___ Document passage
For 2010, Congress decided to enhance the adoption tax credit by making the tax credit larger for the years 2010 and 2011 and by making this tax credit refundable. One question I've heard quite frequently is, will carried over adoption credits from previous years be included in the refundable portion of the adoption credit for 2010. There's some exceedingly good news on this particular topic.
Carryover Credits are Refundable
"An amount of an adoption credit claimed in an earlier taxable year that a taxpayer carries forward to a taxable year beginning in 2010 is allowable as a refundable tax credit," according to interim guidance released by the Internal Revenue Service (Notice 2010-66). Before this particular tax credit was revised as part of the health care reform legislation, any adoption credits in excess of a person's federal tax liability could be carried over to the following year, where in offset that year's tax. And if there were still excess credits, the adoption credit would continue to carry over for up to five years. But now that the adoption credit is refundable, any carried over credits from previous years can be cashed out, so to speak, on the 2010 tax return.
______
___ Stored data
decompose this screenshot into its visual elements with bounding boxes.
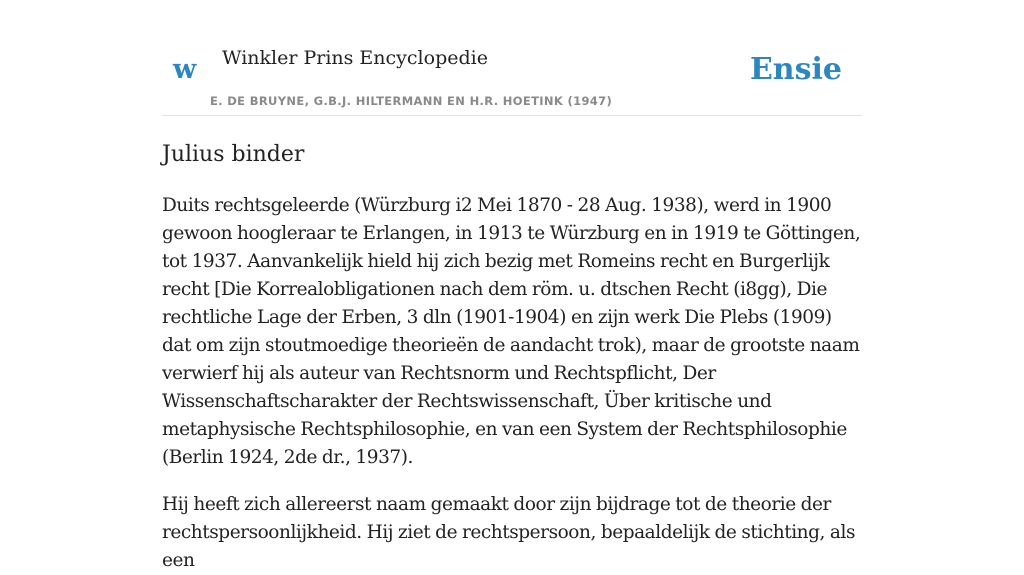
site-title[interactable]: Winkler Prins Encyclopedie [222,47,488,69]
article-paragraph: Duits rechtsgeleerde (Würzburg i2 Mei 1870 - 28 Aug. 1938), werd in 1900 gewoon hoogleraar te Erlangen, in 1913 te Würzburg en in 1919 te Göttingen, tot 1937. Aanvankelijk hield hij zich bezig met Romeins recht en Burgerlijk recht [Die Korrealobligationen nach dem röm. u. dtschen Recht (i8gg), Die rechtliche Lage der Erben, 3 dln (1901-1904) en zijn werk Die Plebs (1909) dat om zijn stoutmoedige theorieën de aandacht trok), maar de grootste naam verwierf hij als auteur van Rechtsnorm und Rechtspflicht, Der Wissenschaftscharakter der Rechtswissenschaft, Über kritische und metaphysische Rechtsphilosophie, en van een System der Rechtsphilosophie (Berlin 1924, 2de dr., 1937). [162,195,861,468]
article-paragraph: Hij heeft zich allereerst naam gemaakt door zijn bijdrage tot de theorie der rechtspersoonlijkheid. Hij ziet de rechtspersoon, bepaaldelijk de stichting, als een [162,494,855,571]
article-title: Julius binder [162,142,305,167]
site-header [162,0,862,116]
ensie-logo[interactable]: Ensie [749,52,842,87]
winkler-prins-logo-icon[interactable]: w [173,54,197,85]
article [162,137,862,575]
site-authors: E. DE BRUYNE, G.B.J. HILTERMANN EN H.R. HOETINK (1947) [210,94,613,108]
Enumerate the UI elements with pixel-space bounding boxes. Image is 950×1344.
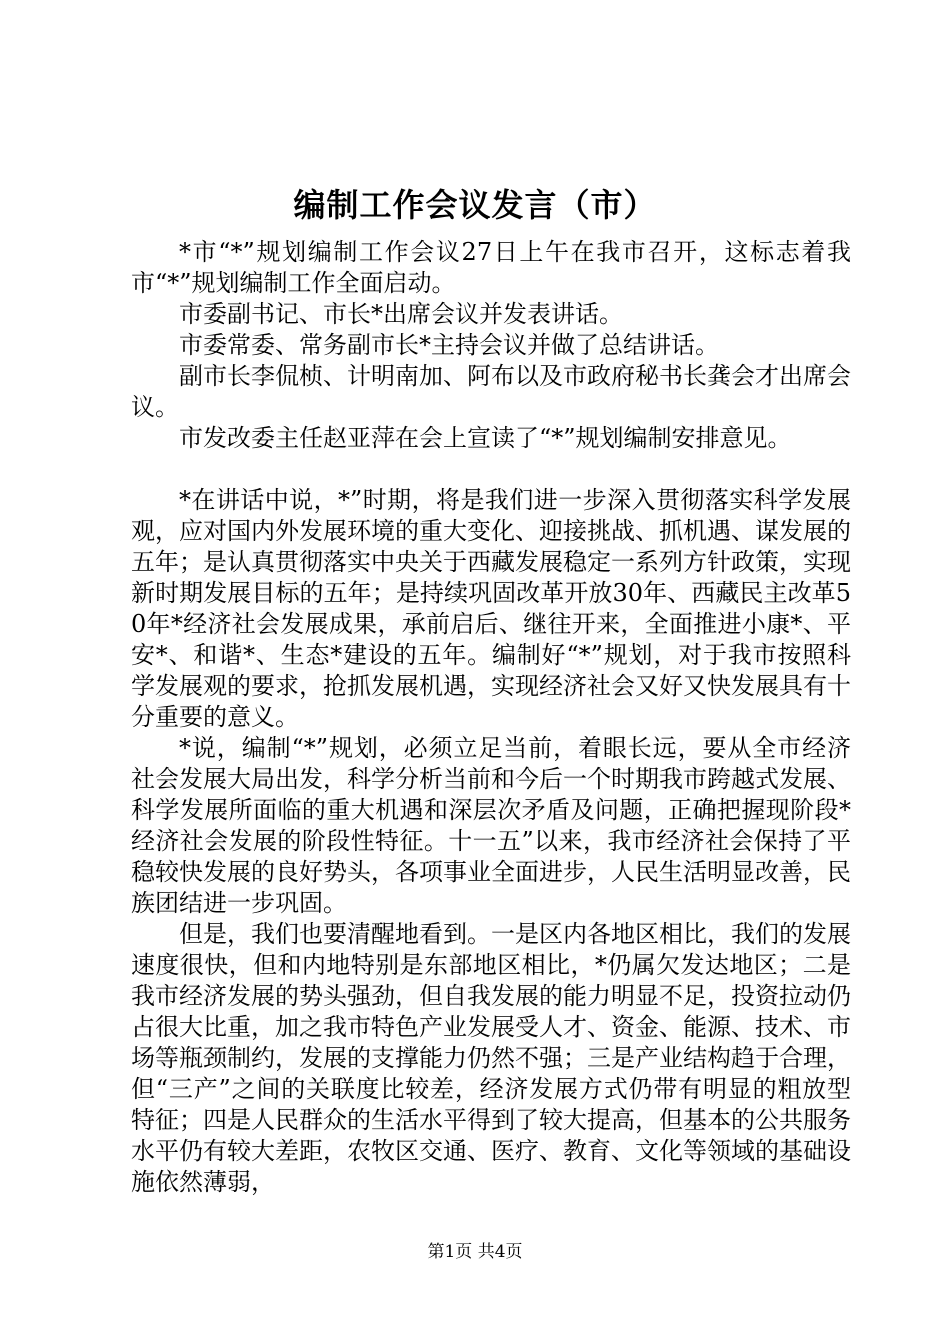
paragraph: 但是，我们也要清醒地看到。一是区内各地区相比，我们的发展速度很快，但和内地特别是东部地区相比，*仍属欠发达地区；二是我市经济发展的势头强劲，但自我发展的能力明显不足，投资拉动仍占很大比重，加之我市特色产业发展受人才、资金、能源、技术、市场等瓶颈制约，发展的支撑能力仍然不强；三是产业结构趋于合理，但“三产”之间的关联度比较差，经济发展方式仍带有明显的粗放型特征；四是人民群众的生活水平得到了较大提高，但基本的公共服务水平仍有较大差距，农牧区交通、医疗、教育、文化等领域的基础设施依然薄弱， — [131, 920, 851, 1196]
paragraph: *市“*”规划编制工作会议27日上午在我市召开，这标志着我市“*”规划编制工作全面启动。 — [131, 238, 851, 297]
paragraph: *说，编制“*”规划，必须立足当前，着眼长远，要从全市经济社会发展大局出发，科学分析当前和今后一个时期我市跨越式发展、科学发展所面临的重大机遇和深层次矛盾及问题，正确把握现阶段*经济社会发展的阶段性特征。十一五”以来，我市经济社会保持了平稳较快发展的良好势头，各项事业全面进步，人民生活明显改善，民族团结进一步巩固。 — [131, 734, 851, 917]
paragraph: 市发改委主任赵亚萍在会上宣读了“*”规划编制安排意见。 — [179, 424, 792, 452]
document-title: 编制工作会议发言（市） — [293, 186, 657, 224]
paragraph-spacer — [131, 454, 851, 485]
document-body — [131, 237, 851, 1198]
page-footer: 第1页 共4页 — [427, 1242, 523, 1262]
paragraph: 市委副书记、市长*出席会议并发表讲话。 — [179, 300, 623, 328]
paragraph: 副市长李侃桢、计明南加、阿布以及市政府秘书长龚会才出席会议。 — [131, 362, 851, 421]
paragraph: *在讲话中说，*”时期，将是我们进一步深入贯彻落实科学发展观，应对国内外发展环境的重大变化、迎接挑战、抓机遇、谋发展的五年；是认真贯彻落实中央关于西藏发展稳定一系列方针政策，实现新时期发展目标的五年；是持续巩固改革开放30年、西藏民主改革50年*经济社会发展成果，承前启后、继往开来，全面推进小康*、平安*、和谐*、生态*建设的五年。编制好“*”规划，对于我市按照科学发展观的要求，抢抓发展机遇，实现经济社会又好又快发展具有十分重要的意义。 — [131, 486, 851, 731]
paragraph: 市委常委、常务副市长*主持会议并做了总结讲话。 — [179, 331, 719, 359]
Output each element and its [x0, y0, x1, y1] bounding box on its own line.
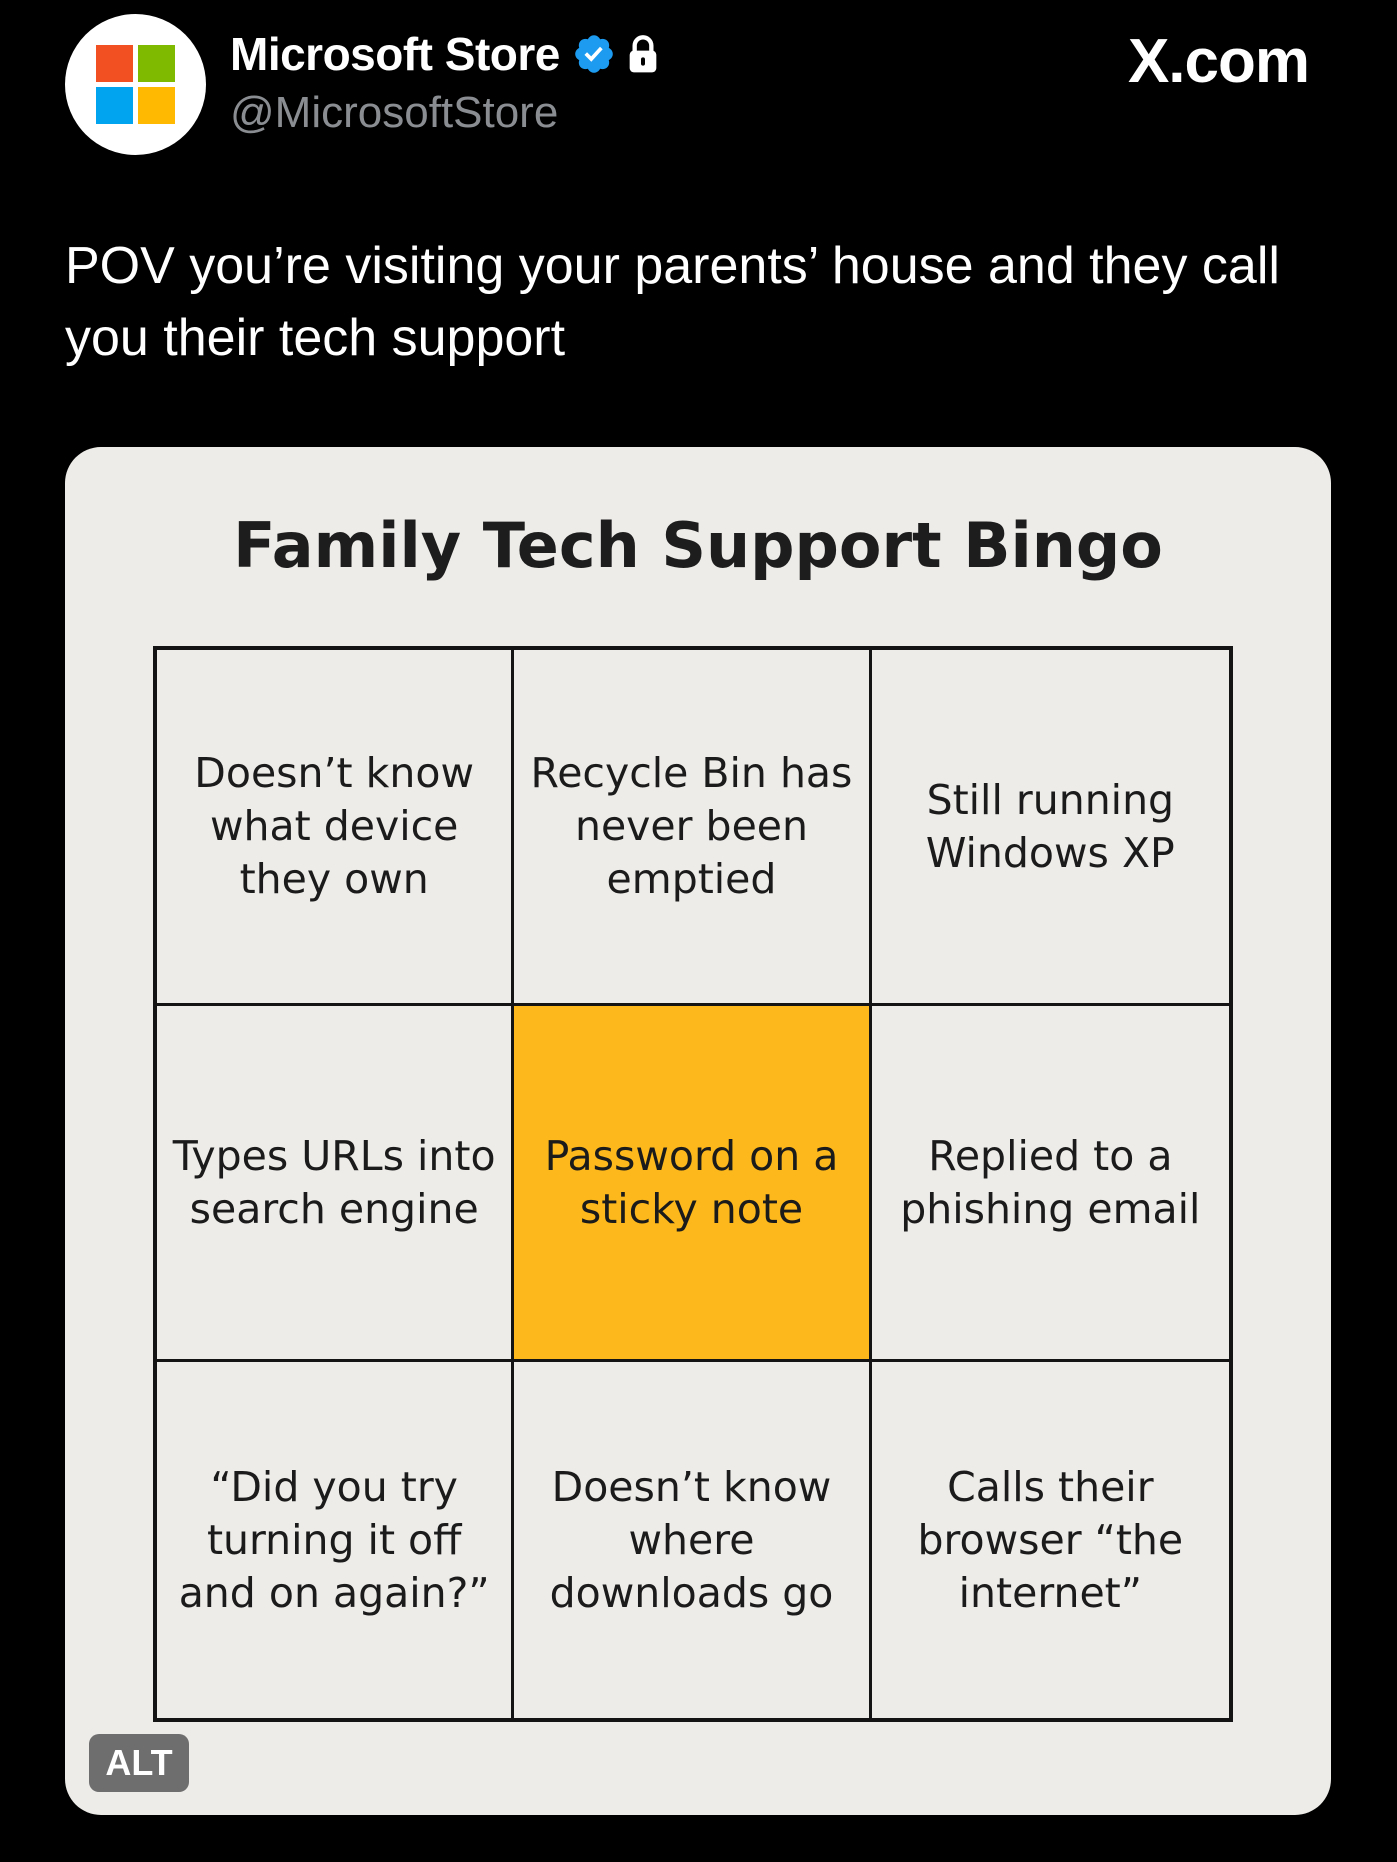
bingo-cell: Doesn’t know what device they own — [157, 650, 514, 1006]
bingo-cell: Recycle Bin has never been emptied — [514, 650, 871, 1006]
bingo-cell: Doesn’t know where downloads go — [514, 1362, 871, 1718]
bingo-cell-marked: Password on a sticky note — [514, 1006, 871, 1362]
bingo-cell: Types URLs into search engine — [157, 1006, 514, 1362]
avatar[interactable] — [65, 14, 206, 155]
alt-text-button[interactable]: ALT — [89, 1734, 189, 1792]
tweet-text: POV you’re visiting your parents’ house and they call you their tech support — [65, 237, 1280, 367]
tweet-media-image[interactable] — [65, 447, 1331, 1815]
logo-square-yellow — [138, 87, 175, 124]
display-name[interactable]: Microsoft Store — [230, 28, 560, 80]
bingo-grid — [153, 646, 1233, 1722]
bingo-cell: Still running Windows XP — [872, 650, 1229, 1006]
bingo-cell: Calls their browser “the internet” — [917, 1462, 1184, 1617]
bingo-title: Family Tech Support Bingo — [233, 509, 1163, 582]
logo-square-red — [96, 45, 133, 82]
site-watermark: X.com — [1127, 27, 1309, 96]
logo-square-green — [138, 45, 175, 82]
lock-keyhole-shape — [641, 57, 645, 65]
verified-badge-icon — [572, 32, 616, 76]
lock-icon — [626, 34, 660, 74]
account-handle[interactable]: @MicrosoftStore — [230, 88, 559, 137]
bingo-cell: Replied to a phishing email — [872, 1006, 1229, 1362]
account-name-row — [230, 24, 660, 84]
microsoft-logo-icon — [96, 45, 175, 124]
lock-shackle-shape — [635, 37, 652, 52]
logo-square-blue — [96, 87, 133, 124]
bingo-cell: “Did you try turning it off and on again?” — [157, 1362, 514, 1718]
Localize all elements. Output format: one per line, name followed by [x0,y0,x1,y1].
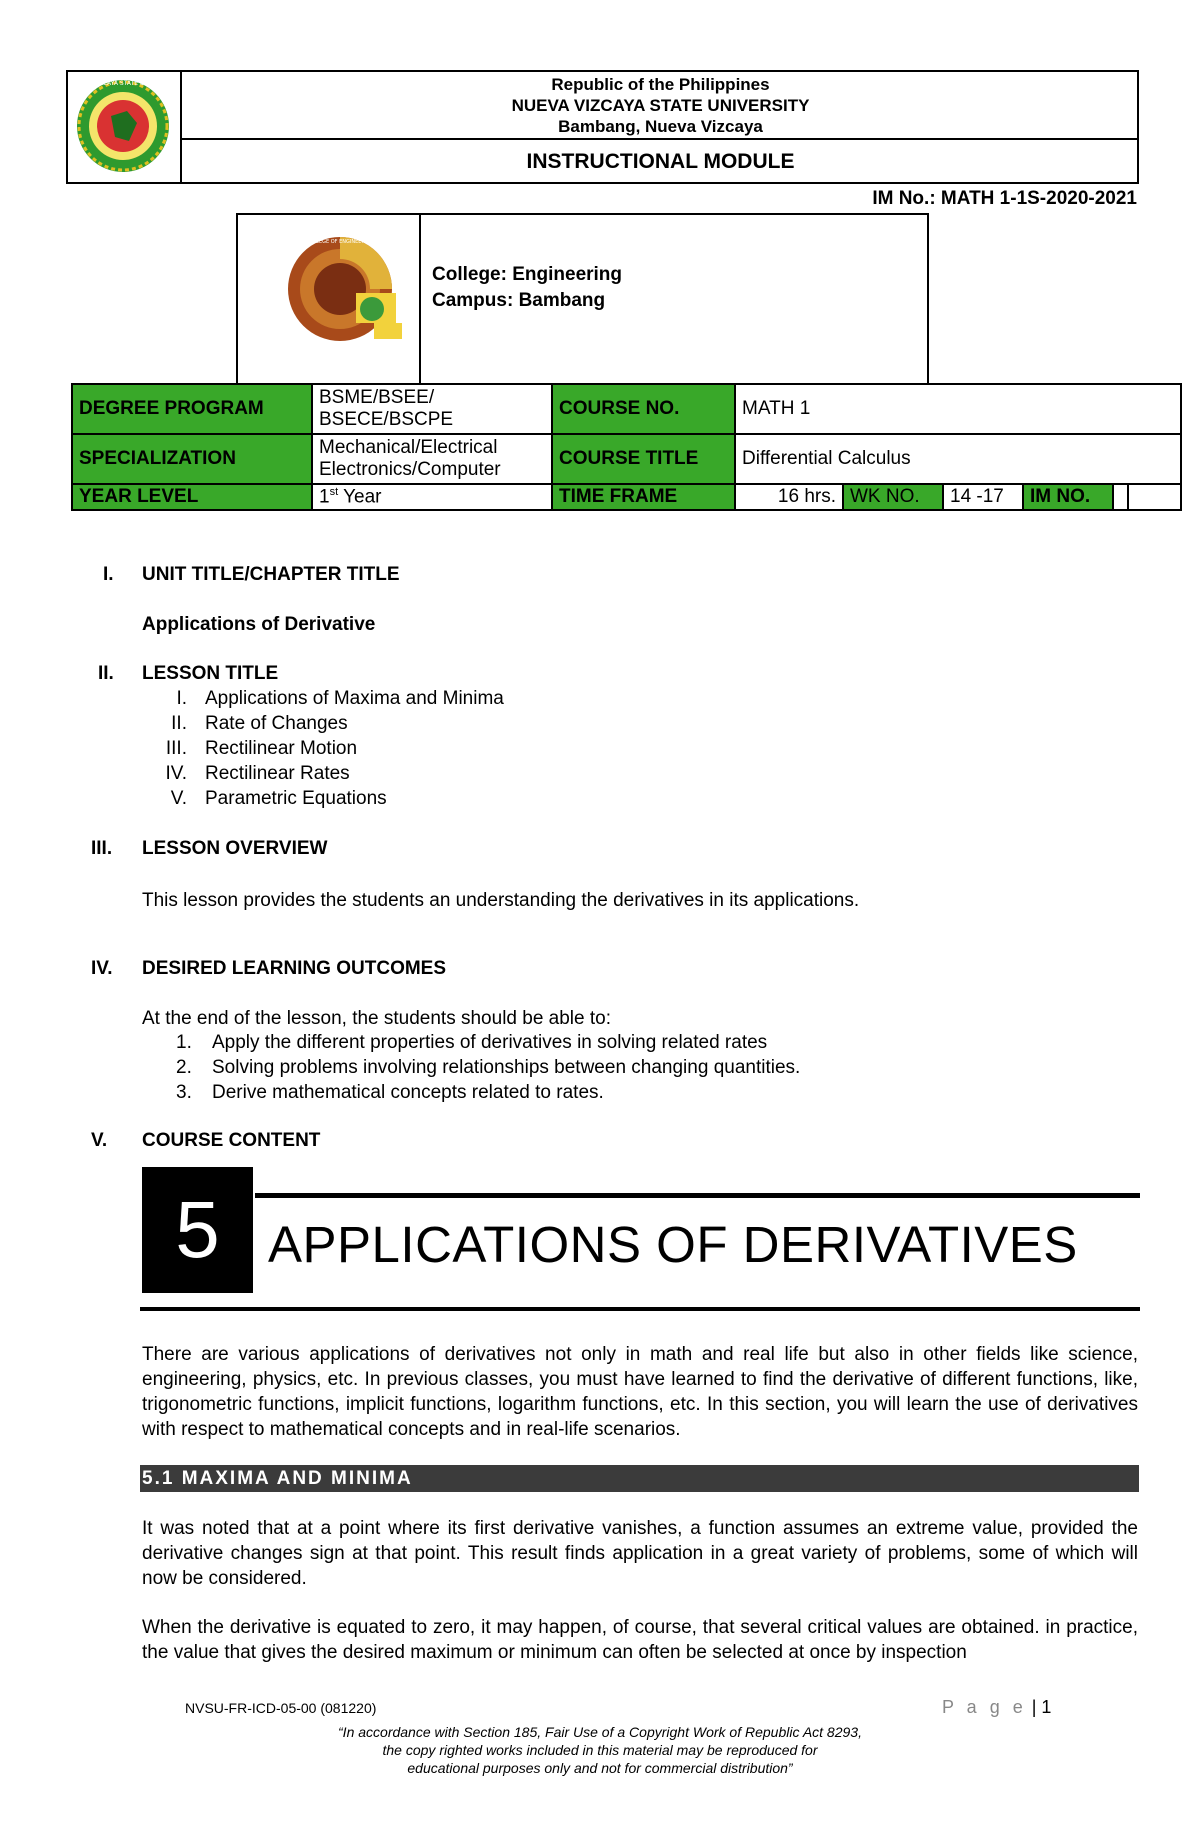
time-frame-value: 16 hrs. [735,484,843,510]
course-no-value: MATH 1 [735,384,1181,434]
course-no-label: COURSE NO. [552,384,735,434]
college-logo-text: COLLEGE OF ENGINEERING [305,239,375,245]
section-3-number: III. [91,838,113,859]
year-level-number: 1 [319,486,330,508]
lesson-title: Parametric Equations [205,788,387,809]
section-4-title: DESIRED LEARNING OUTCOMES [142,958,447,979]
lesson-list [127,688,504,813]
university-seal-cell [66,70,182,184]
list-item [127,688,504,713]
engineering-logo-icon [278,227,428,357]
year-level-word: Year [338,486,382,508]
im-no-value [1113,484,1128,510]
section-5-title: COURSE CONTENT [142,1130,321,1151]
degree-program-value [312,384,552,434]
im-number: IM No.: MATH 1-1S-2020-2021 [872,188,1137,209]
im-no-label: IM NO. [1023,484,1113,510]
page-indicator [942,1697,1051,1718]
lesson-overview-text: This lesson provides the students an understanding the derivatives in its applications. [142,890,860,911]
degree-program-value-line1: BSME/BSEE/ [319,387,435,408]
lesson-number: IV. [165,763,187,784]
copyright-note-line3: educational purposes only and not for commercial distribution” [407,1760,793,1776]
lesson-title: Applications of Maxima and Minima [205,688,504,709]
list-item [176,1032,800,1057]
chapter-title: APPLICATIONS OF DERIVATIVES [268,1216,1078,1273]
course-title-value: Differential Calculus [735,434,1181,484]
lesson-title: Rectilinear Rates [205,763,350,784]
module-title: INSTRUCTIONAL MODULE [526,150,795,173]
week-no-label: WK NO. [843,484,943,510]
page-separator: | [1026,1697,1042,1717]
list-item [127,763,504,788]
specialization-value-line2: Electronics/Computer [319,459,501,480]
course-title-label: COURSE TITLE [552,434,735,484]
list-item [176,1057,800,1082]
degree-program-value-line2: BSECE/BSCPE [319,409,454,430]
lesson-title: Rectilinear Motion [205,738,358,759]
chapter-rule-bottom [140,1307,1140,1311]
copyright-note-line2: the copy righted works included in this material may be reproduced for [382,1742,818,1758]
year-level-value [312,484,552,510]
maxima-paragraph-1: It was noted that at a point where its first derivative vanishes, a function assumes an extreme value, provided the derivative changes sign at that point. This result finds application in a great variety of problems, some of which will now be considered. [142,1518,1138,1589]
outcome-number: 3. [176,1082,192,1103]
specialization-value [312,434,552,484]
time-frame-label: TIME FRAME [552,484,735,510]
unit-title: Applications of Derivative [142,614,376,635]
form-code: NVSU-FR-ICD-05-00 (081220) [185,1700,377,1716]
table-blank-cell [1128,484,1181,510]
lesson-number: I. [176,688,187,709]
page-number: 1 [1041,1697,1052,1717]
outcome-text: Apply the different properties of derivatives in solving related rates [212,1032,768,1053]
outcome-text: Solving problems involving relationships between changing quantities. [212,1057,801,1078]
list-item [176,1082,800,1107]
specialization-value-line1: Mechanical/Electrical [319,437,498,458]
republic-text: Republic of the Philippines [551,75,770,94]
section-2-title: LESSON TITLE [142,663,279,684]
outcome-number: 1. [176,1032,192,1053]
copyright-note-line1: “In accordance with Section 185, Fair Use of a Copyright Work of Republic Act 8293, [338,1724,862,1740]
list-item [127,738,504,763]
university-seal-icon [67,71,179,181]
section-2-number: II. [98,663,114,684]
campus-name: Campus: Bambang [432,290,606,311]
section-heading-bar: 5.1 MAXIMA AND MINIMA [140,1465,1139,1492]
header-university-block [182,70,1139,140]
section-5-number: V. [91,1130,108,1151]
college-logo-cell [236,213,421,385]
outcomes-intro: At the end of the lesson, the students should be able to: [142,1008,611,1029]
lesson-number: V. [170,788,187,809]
______
Exercises to complete:
1. In the adoption tax credit passage, for up to how many years could excess adoption credits continue to carry over?
2. Copy word for word the part of the adoption tax credit passage from "For 2010, Congress" up to and including "this particular topic.".
The listing isn't needed for what comes next.

Outputs by task:
1. Up to five years.

2.
For 2010, Congress decided to enhance the adoption tax credit by making the tax credit larger for the years 2010 and 2011 and by making this tax credit refundable. One question I've heard quite frequently is, will carried over adoption credits from previous years be included in the refundable portion of the adoption credit for 2010. There's some exceedingly good news on this particular topic.